— start Data extract —

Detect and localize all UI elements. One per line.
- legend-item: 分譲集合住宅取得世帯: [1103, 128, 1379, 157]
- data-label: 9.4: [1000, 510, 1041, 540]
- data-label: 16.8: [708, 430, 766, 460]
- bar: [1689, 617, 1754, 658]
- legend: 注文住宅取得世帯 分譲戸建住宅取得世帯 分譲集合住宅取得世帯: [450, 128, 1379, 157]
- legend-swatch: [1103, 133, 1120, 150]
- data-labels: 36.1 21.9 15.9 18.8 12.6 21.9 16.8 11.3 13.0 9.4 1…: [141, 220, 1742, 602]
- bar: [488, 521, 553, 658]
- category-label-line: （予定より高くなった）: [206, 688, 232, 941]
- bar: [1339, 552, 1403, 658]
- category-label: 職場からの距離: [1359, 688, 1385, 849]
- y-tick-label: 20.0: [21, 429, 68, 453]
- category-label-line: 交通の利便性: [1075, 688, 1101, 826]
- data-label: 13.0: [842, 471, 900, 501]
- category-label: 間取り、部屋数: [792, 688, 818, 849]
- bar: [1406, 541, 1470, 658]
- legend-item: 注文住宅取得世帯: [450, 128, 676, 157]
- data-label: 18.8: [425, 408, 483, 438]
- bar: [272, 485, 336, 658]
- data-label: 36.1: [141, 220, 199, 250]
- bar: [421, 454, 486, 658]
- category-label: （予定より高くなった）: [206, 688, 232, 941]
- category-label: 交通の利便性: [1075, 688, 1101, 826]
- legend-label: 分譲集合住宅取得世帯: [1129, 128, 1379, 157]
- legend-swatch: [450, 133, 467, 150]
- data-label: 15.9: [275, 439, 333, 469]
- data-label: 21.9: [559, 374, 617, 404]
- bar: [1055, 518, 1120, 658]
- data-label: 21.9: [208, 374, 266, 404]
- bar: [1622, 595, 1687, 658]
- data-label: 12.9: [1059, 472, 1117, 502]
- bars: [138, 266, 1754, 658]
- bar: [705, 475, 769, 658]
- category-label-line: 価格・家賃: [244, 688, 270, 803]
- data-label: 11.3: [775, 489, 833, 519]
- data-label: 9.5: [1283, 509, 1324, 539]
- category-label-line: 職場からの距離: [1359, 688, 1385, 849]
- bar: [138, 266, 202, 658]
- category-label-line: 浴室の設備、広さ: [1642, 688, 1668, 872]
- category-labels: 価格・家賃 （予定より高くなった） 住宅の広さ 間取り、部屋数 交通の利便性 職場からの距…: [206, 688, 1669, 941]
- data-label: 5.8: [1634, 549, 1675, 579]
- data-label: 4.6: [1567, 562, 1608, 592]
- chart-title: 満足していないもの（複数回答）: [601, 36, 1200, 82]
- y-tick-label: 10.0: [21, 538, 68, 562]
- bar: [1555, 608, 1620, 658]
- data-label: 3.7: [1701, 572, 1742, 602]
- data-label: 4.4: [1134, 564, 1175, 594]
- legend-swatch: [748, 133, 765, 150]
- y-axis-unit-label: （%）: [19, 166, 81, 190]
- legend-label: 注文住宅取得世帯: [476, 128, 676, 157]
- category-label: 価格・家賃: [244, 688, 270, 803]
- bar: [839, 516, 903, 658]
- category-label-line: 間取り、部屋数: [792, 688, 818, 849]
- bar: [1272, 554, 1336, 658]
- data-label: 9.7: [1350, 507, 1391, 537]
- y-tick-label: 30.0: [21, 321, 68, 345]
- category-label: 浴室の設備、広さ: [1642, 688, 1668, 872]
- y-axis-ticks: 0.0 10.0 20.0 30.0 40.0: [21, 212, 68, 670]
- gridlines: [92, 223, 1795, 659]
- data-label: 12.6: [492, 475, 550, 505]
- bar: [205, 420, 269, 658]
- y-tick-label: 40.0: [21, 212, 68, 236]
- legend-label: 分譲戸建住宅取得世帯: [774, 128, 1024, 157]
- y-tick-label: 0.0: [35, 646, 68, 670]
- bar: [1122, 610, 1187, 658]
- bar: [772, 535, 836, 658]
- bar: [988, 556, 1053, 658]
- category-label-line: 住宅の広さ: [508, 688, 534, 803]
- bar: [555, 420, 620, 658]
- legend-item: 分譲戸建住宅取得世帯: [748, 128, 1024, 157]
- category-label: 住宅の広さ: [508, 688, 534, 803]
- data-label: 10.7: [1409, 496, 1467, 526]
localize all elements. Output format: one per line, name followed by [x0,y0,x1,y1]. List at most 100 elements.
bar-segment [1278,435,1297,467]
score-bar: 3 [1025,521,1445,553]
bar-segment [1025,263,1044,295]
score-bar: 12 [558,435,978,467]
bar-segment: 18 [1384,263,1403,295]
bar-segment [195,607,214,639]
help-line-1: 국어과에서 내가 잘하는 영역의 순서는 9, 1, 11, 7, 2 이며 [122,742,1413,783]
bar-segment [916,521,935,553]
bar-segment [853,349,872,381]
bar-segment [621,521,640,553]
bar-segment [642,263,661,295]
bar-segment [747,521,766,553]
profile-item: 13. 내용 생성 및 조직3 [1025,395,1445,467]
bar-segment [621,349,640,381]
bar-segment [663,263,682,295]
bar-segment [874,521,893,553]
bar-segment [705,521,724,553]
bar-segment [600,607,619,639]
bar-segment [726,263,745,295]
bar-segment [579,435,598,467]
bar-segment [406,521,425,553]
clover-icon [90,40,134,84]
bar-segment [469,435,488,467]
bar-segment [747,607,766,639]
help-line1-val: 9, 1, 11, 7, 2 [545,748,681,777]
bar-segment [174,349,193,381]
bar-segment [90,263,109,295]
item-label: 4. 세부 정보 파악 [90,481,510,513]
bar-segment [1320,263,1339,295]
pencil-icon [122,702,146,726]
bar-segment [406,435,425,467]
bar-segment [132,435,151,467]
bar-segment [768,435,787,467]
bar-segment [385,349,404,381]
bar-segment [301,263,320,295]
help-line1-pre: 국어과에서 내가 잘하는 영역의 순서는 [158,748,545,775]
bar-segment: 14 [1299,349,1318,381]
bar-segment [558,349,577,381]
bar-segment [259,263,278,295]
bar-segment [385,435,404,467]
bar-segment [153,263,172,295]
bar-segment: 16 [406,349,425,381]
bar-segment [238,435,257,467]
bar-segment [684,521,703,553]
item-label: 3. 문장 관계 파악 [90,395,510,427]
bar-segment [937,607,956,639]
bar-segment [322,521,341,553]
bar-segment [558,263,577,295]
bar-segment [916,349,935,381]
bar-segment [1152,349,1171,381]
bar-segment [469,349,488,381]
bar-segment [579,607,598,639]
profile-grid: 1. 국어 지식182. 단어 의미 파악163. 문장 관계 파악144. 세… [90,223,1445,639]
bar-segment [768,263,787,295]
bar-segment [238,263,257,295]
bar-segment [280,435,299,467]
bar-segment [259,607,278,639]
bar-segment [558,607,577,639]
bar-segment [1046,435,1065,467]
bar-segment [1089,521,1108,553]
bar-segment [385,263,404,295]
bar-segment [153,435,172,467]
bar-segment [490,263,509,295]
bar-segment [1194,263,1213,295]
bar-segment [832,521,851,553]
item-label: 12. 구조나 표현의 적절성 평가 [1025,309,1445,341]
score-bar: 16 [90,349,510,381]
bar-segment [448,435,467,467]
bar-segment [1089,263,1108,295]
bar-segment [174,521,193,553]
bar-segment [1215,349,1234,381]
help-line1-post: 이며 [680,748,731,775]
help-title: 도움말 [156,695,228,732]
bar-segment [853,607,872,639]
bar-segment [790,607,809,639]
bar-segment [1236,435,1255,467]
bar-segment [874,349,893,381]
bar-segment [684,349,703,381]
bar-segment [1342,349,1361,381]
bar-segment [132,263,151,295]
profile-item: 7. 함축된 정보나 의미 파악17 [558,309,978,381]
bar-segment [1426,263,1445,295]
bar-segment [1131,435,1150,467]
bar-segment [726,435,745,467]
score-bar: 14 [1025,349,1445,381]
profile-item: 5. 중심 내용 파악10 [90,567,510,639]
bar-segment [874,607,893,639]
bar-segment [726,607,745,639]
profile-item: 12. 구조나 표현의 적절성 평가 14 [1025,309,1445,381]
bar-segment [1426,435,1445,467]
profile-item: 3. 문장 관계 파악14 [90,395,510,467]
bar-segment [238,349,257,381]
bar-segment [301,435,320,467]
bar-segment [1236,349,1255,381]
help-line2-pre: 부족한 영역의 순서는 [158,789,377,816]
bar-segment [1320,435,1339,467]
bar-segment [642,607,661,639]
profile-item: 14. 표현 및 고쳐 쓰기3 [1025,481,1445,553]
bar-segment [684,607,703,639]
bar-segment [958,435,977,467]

— end Data extract —

Can you format the listing from its first line through the line containing "- y-tick-label: 10.0: [21, 538, 68, 562]" as a JSON list of strings, one string per line, with blank lines omitted?

[
  "Detect and localize all UI elements. One per line.",
  "- legend-item: 分譲集合住宅取得世帯: [1103, 128, 1379, 157]",
  "- data-label: 9.4: [1000, 510, 1041, 540]",
  "- data-label: 16.8: [708, 430, 766, 460]",
  "- bar: [1689, 617, 1754, 658]",
  "- legend: 注文住宅取得世帯 分譲戸建住宅取得世帯 分譲集合住宅取得世帯: [450, 128, 1379, 157]",
  "- legend-swatch: [1103, 133, 1120, 150]",
  "- data-labels: 36.1 21.9 15.9 18.8 12.6 21.9 16.8 11.3 13.0 9.4 1…: [141, 220, 1742, 602]",
  "- bar: [488, 521, 553, 658]",
  "- category-label-line: （予定より高くなった）: [206, 688, 232, 941]",
  "- bar: [1339, 552, 1403, 658]",
  "- category-label: 職場からの距離: [1359, 688, 1385, 849]",
  "- y-tick-label: 20.0: [21, 429, 68, 453]",
  "- category-label-line: 交通の利便性: [1075, 688, 1101, 826]",
  "- data-label: 13.0: [842, 471, 900, 501]",
  "- category-label: 間取り、部屋数: [792, 688, 818, 849]",
  "- bar: [1406, 541, 1470, 658]",
  "- legend-item: 注文住宅取得世帯: [450, 128, 676, 157]",
  "- data-label: 18.8: [425, 408, 483, 438]",
  "- bar: [272, 485, 336, 658]",
  "- data-label: 36.1: [141, 220, 199, 250]",
  "- bar: [421, 454, 486, 658]",
  "- category-label: （予定より高くなった）: [206, 688, 232, 941]",
  "- category-label: 交通の利便性: [1075, 688, 1101, 826]",
  "- legend-label: 分譲集合住宅取得世帯: [1129, 128, 1379, 157]",
  "- legend-swatch: [450, 133, 467, 150]",
  "- data-label: 15.9: [275, 439, 333, 469]",
  "- data-label: 21.9: [559, 374, 617, 404]",
  "- bar: [1055, 518, 1120, 658]",
  "- data-label: 21.9: [208, 374, 266, 404]",
  "- bar: [1622, 595, 1687, 658]",
  "- data-label: 12.9: [1059, 472, 1117, 502]",
  "- bars: [138, 266, 1754, 658]",
  "- bar: [705, 475, 769, 658]",
  "- category-label-line: 価格・家賃: [244, 688, 270, 803]",
  "- data-label: 11.3: [775, 489, 833, 519]",
  "- data-label: 9.5: [1283, 509, 1324, 539]",
  "- category-label-line: 職場からの距離: [1359, 688, 1385, 849]",
  "- bar: [138, 266, 202, 658]",
  "- category-label-line: 浴室の設備、広さ: [1642, 688, 1668, 872]",
  "- category-labels: 価格・家賃 （予定より高くなった） 住宅の広さ 間取り、部屋数 交通の利便性 職場からの距…: [206, 688, 1669, 941]",
  "- data-label: 5.8: [1634, 549, 1675, 579]",
  "- data-label: 4.6: [1567, 562, 1608, 592]",
  "- chart-title: 満足していないもの（複数回答）: [601, 36, 1200, 82]",
  "- y-tick-label: 10.0: [21, 538, 68, 562]"
]